* [Given request] Gather all lines in the records below that include the word "bits".

>> Start

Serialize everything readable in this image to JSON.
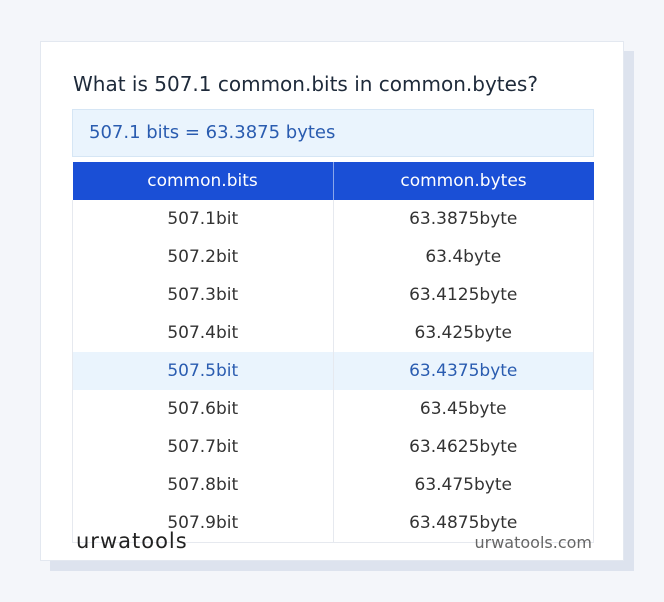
{
  "header": {
    "title": "What is 507.1 common.bits in common.bytes?"
  },
  "result": "507.1 bits = 63.3875 bytes",
  "table": {
    "columns": [
      "common.bits",
      "common.bytes"
    ],
    "rows": [
      [
        "507.1bit",
        "63.3875byte"
      ],
      [
        "507.2bit",
        "63.4byte"
      ],
      [
        "507.3bit",
        "63.4125byte"
      ],
      [
        "507.4bit",
        "63.425byte"
      ],
      [
        "507.5bit",
        "63.4375byte"
      ],
      [
        "507.6bit",
        "63.45byte"
      ],
      [
        "507.7bit",
        "63.4625byte"
      ],
      [
        "507.8bit",
        "63.475byte"
      ],
      [
        "507.9bit",
        "63.4875byte"
      ]
    ],
    "highlighted_row": 4
  },
  "footer": {
    "brand": "urwatools",
    "site": "urwatools.com"
  }
}
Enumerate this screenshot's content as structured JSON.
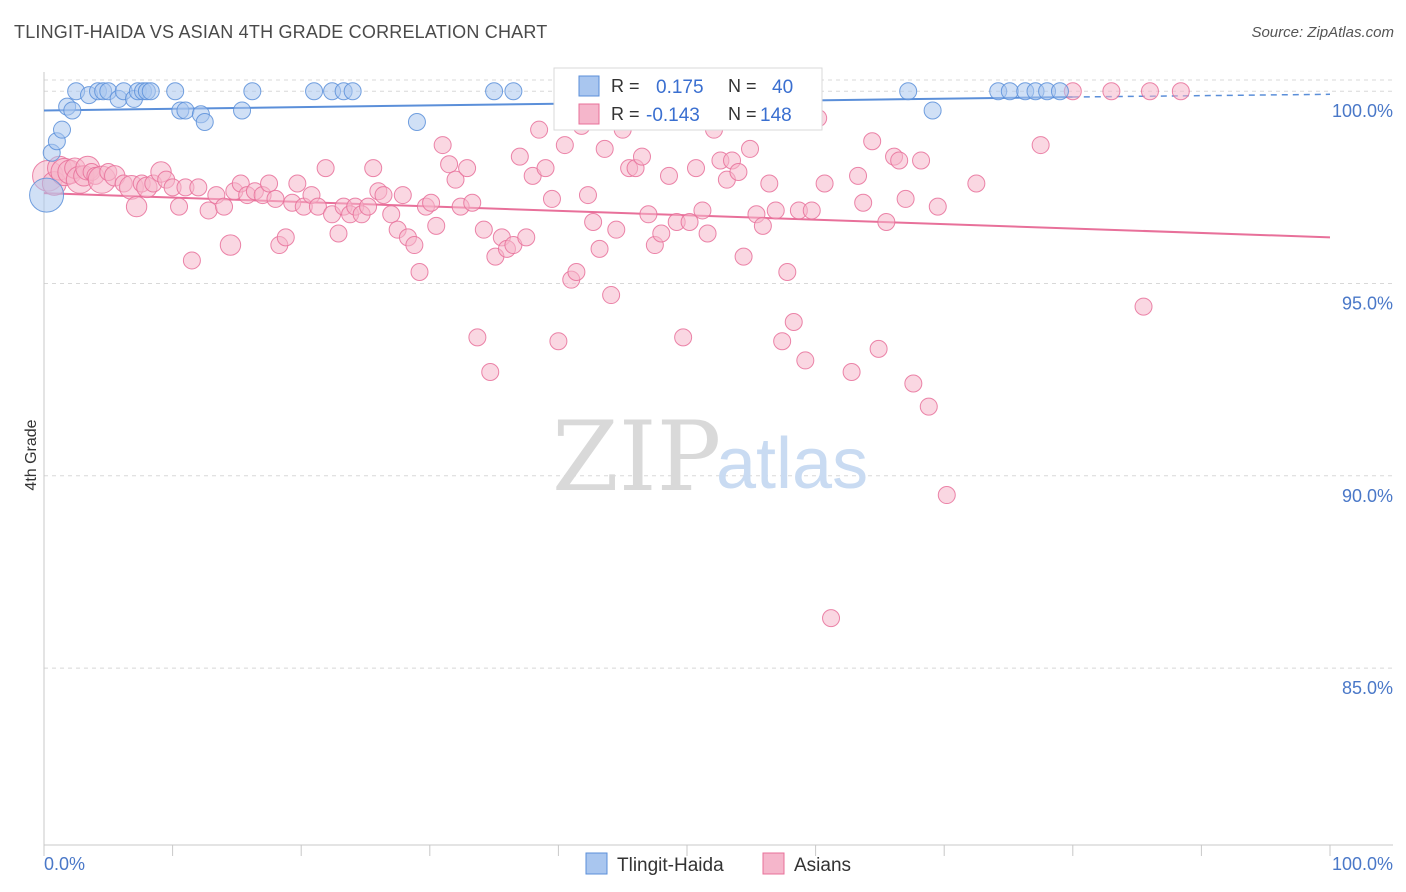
{
  "title": "TLINGIT-HAIDA VS ASIAN 4TH GRADE CORRELATION CHART",
  "source": "Source: ZipAtlas.com",
  "watermark": {
    "zip": "ZIP",
    "atlas": "atlas"
  },
  "colors": {
    "blue": "#5b8fd9",
    "blue_fill": "#a9c6ef",
    "pink": "#e8709a",
    "pink_fill": "#f5b6cb",
    "grid": "#d8d8d8",
    "axis_text": "#4a78c8"
  },
  "chart_data": {
    "type": "scatter",
    "title": "TLINGIT-HAIDA VS ASIAN 4TH GRADE CORRELATION CHART",
    "xlabel": "",
    "ylabel": "4th Grade",
    "xlim": [
      0,
      100
    ],
    "ylim": [
      80.4,
      100.5
    ],
    "x_tick_labels": [
      "0.0%",
      "100.0%"
    ],
    "y_ticks": [
      100,
      95,
      90,
      85
    ],
    "y_tick_labels": [
      "100.0%",
      "95.0%",
      "90.0%",
      "85.0%"
    ],
    "legend": {
      "position": "bottom",
      "entries": [
        "Tlingit-Haida",
        "Asians"
      ]
    },
    "stats": [
      {
        "label_r": "R =",
        "r": "0.175",
        "label_n": "N =",
        "n": "40"
      },
      {
        "label_r": "R =",
        "r": "-0.143",
        "label_n": "N =",
        "n": "148"
      }
    ],
    "series": [
      {
        "name": "Tlingit-Haida",
        "color": "#5b8fd9",
        "trend": {
          "x": [
            0,
            80
          ],
          "y": [
            99.5,
            99.85
          ],
          "dashed_to": [
            100,
            99.92
          ]
        },
        "points": [
          [
            0.2,
            97.3,
            2.0
          ],
          [
            0.6,
            98.4,
            1
          ],
          [
            1.0,
            98.7,
            1
          ],
          [
            1.4,
            99.0,
            1
          ],
          [
            1.8,
            99.6,
            1
          ],
          [
            2.2,
            99.5,
            1
          ],
          [
            2.5,
            100,
            1
          ],
          [
            3.5,
            99.9,
            1
          ],
          [
            4.2,
            100,
            1
          ],
          [
            4.6,
            100,
            1
          ],
          [
            5.0,
            100,
            1
          ],
          [
            5.8,
            99.8,
            1
          ],
          [
            6.2,
            100,
            1
          ],
          [
            7.0,
            99.8,
            1
          ],
          [
            7.3,
            100,
            1
          ],
          [
            7.7,
            100,
            1
          ],
          [
            8.0,
            100,
            1
          ],
          [
            8.3,
            100,
            1
          ],
          [
            10.2,
            100,
            1
          ],
          [
            10.6,
            99.5,
            1
          ],
          [
            11.0,
            99.5,
            1
          ],
          [
            12.2,
            99.4,
            1
          ],
          [
            12.5,
            99.2,
            1
          ],
          [
            15.4,
            99.5,
            1
          ],
          [
            16.2,
            100,
            1
          ],
          [
            21.0,
            100,
            1
          ],
          [
            22.4,
            100,
            1
          ],
          [
            23.3,
            100,
            1
          ],
          [
            24.0,
            100,
            1
          ],
          [
            29.0,
            99.2,
            1
          ],
          [
            35.0,
            100,
            1
          ],
          [
            36.5,
            100,
            1
          ],
          [
            67.2,
            100,
            1
          ],
          [
            69.1,
            99.5,
            1
          ],
          [
            74.2,
            100,
            1
          ],
          [
            75.1,
            100,
            1
          ],
          [
            76.3,
            100,
            1
          ],
          [
            77.1,
            100,
            1
          ],
          [
            78.0,
            100,
            1
          ],
          [
            79.0,
            100,
            1
          ]
        ]
      },
      {
        "name": "Asians",
        "color": "#e8709a",
        "trend": {
          "x": [
            0,
            100
          ],
          "y": [
            97.35,
            96.2
          ]
        },
        "points": [
          [
            0.3,
            97.8,
            1.8
          ],
          [
            0.8,
            97.6,
            1.4
          ],
          [
            1.2,
            98.0,
            1.4
          ],
          [
            1.6,
            97.9,
            1.6
          ],
          [
            2.0,
            97.9,
            1.4
          ],
          [
            2.4,
            98.0,
            1.2
          ],
          [
            2.8,
            97.7,
            1.6
          ],
          [
            3.1,
            97.8,
            1.2
          ],
          [
            3.4,
            98.0,
            1.4
          ],
          [
            3.7,
            97.9,
            1
          ],
          [
            4.0,
            97.8,
            1
          ],
          [
            4.5,
            97.7,
            1.6
          ],
          [
            5.0,
            97.9,
            1
          ],
          [
            5.5,
            97.8,
            1.2
          ],
          [
            6.2,
            97.6,
            1
          ],
          [
            6.8,
            97.5,
            1.4
          ],
          [
            7.2,
            97.0,
            1.2
          ],
          [
            7.6,
            97.6,
            1
          ],
          [
            8.0,
            97.5,
            1.2
          ],
          [
            8.5,
            97.6,
            1
          ],
          [
            9.1,
            97.9,
            1.2
          ],
          [
            9.5,
            97.7,
            1
          ],
          [
            10.0,
            97.5,
            1
          ],
          [
            10.5,
            97.0,
            1
          ],
          [
            11.0,
            97.5,
            1
          ],
          [
            11.5,
            95.6,
            1
          ],
          [
            12.0,
            97.5,
            1
          ],
          [
            12.8,
            96.9,
            1
          ],
          [
            13.4,
            97.3,
            1
          ],
          [
            14.0,
            97.0,
            1
          ],
          [
            14.5,
            96.0,
            1.2
          ],
          [
            14.8,
            97.4,
            1
          ],
          [
            15.3,
            97.6,
            1
          ],
          [
            15.8,
            97.3,
            1
          ],
          [
            16.4,
            97.4,
            1
          ],
          [
            17.0,
            97.3,
            1
          ],
          [
            17.5,
            97.6,
            1
          ],
          [
            18.0,
            97.2,
            1
          ],
          [
            18.3,
            96.0,
            1
          ],
          [
            18.8,
            96.2,
            1
          ],
          [
            19.3,
            97.1,
            1
          ],
          [
            19.7,
            97.6,
            1
          ],
          [
            20.2,
            97.0,
            1
          ],
          [
            20.8,
            97.3,
            1
          ],
          [
            21.3,
            97.0,
            1
          ],
          [
            21.9,
            98.0,
            1
          ],
          [
            22.4,
            96.8,
            1
          ],
          [
            22.9,
            96.3,
            1
          ],
          [
            23.3,
            97.0,
            1
          ],
          [
            23.8,
            96.8,
            1
          ],
          [
            24.2,
            97.0,
            1
          ],
          [
            24.7,
            96.8,
            1
          ],
          [
            25.2,
            97.0,
            1
          ],
          [
            25.6,
            98.0,
            1
          ],
          [
            26.0,
            97.4,
            1
          ],
          [
            26.4,
            97.3,
            1
          ],
          [
            27.0,
            96.8,
            1
          ],
          [
            27.5,
            96.4,
            1
          ],
          [
            27.9,
            97.3,
            1
          ],
          [
            28.3,
            96.2,
            1
          ],
          [
            28.8,
            96.0,
            1
          ],
          [
            29.2,
            95.3,
            1
          ],
          [
            29.7,
            97.0,
            1
          ],
          [
            30.1,
            97.1,
            1
          ],
          [
            30.5,
            96.5,
            1
          ],
          [
            31.0,
            98.6,
            1
          ],
          [
            31.5,
            98.1,
            1
          ],
          [
            32.0,
            97.7,
            1
          ],
          [
            32.4,
            97.0,
            1
          ],
          [
            32.9,
            98.0,
            1
          ],
          [
            33.3,
            97.1,
            1
          ],
          [
            33.7,
            93.6,
            1
          ],
          [
            34.2,
            96.4,
            1
          ],
          [
            34.7,
            92.7,
            1
          ],
          [
            35.1,
            95.7,
            1
          ],
          [
            35.6,
            96.2,
            1
          ],
          [
            36.0,
            95.9,
            1
          ],
          [
            36.5,
            96.0,
            1
          ],
          [
            37.0,
            98.3,
            1
          ],
          [
            37.5,
            96.2,
            1
          ],
          [
            38.0,
            97.8,
            1
          ],
          [
            38.5,
            99.0,
            1
          ],
          [
            39.0,
            98.0,
            1
          ],
          [
            39.5,
            97.2,
            1
          ],
          [
            40.0,
            93.5,
            1
          ],
          [
            40.5,
            98.6,
            1
          ],
          [
            41.0,
            95.1,
            1
          ],
          [
            41.4,
            95.3,
            1
          ],
          [
            41.8,
            99.1,
            1
          ],
          [
            42.3,
            97.3,
            1
          ],
          [
            42.7,
            96.6,
            1
          ],
          [
            43.2,
            95.9,
            1
          ],
          [
            43.6,
            98.5,
            1
          ],
          [
            44.1,
            94.7,
            1
          ],
          [
            44.5,
            96.4,
            1
          ],
          [
            45.0,
            99.0,
            1
          ],
          [
            45.5,
            98.0,
            1
          ],
          [
            46.0,
            98.0,
            1
          ],
          [
            46.5,
            98.3,
            1
          ],
          [
            47.0,
            96.8,
            1
          ],
          [
            47.5,
            96.0,
            1
          ],
          [
            48.0,
            96.3,
            1
          ],
          [
            48.6,
            97.8,
            1
          ],
          [
            49.2,
            96.6,
            1
          ],
          [
            49.7,
            93.6,
            1
          ],
          [
            50.2,
            96.6,
            1
          ],
          [
            50.7,
            98.0,
            1
          ],
          [
            51.2,
            96.9,
            1
          ],
          [
            51.6,
            96.3,
            1
          ],
          [
            52.1,
            99.0,
            1
          ],
          [
            52.6,
            98.2,
            1
          ],
          [
            53.1,
            97.7,
            1
          ],
          [
            53.5,
            98.2,
            1
          ],
          [
            54.0,
            97.9,
            1
          ],
          [
            54.4,
            95.7,
            1
          ],
          [
            54.9,
            98.5,
            1
          ],
          [
            55.4,
            96.8,
            1
          ],
          [
            55.9,
            96.5,
            1
          ],
          [
            56.4,
            97.6,
            1
          ],
          [
            56.9,
            96.9,
            1
          ],
          [
            57.4,
            93.5,
            1
          ],
          [
            57.8,
            95.3,
            1
          ],
          [
            58.3,
            94.0,
            1
          ],
          [
            58.7,
            96.9,
            1
          ],
          [
            59.2,
            93.0,
            1
          ],
          [
            59.7,
            96.9,
            1
          ],
          [
            60.2,
            99.3,
            1
          ],
          [
            60.7,
            97.6,
            1
          ],
          [
            61.2,
            86.3,
            1
          ],
          [
            62.8,
            92.7,
            1
          ],
          [
            63.3,
            97.8,
            1
          ],
          [
            63.7,
            97.1,
            1
          ],
          [
            64.4,
            98.7,
            1
          ],
          [
            64.9,
            93.3,
            1
          ],
          [
            65.5,
            96.6,
            1
          ],
          [
            66.1,
            98.3,
            1
          ],
          [
            66.5,
            98.2,
            1
          ],
          [
            67.0,
            97.2,
            1
          ],
          [
            67.6,
            92.4,
            1
          ],
          [
            68.2,
            98.2,
            1
          ],
          [
            68.8,
            91.8,
            1
          ],
          [
            69.5,
            97.0,
            1
          ],
          [
            70.2,
            89.5,
            1
          ],
          [
            72.5,
            97.6,
            1
          ],
          [
            77.5,
            98.6,
            1
          ],
          [
            85.5,
            94.4,
            1
          ],
          [
            80.0,
            100,
            1
          ],
          [
            83.0,
            100,
            1
          ],
          [
            86.0,
            100,
            1
          ],
          [
            88.4,
            100,
            1
          ]
        ]
      }
    ]
  }
}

>> End

* [Full solution]
    "title": "What is 507.1 common.bits in common.bytes?"
  "result": "507.1 bits = 63.3875 bytes",
      "common.bits",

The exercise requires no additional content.